Supplied entries »
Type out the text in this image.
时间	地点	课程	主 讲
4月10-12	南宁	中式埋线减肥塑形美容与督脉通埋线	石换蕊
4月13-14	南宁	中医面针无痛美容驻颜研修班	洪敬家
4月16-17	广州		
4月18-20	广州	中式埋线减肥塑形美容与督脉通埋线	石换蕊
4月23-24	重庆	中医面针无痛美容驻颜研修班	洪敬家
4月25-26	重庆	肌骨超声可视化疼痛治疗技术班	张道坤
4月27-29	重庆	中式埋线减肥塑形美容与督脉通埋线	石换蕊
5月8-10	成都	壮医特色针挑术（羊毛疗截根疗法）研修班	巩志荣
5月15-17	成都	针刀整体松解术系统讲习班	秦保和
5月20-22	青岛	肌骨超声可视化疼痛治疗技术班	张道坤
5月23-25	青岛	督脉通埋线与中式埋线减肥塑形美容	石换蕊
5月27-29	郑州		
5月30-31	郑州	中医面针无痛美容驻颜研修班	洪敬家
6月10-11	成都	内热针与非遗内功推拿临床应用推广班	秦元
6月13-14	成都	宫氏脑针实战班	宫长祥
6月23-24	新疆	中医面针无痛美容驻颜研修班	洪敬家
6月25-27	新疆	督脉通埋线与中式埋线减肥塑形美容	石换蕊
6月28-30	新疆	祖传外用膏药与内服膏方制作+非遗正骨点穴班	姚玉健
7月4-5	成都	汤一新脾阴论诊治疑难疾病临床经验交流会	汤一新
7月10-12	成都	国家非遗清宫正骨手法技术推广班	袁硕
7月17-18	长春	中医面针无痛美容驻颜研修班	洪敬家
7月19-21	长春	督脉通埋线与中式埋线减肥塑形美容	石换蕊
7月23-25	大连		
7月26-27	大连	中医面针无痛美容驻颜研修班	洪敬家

--

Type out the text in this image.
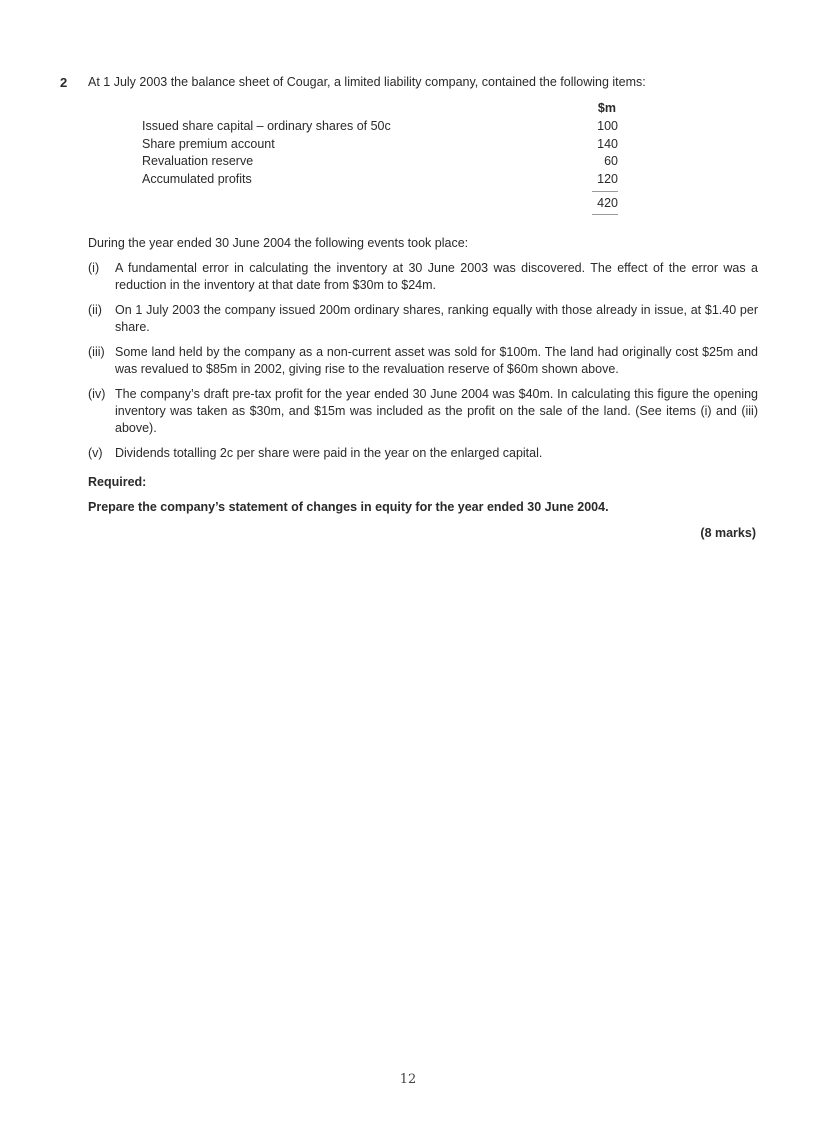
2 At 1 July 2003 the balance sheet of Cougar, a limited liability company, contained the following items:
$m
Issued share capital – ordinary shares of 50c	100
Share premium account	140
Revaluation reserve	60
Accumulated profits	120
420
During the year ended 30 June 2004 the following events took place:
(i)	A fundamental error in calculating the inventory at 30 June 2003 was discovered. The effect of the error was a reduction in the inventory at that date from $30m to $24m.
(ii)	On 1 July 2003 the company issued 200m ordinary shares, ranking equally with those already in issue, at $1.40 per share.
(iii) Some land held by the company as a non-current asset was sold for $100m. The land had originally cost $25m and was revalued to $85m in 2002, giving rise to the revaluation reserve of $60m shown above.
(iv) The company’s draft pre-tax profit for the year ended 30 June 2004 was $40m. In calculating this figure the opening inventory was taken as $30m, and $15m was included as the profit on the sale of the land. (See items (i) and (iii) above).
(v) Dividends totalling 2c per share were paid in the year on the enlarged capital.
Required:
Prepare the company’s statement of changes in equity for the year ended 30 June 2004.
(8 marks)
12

What to work on » How many of the lines above include the string "following"? Answer with the number only.

Reply » 2